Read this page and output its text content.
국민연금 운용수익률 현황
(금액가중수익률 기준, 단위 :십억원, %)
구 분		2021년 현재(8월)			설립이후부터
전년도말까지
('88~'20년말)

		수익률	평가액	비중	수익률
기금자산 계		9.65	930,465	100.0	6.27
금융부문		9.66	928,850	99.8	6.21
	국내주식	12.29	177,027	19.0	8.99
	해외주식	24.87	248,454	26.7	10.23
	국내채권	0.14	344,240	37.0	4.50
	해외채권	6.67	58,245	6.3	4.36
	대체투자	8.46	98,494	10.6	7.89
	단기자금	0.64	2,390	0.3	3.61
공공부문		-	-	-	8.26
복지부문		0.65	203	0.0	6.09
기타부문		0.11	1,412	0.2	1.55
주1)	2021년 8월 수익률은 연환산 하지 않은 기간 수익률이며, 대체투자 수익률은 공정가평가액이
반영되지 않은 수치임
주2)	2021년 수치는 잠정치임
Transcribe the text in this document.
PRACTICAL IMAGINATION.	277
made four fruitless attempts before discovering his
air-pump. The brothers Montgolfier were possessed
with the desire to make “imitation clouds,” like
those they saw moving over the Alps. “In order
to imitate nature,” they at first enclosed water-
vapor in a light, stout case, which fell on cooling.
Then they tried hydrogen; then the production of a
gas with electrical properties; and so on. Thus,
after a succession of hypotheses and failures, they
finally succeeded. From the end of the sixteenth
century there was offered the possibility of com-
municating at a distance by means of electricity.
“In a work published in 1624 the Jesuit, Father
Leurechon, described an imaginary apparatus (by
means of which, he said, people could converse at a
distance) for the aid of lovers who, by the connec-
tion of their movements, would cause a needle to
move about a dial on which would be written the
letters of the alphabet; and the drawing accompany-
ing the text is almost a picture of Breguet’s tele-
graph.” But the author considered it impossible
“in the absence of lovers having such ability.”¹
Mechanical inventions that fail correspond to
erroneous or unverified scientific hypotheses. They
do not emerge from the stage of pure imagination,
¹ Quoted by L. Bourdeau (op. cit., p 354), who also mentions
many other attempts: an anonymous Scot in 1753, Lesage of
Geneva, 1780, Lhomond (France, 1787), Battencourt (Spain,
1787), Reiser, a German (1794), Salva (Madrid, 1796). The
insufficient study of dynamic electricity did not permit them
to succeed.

## PROBLEM TO SOLVE
Above are the records. Copy every line in them holding "text".

## CORRECT ANSWER
Read this page and output its text content.
Transcribe the text in this document.
ing the text is almost a picture of Breguet’s tele-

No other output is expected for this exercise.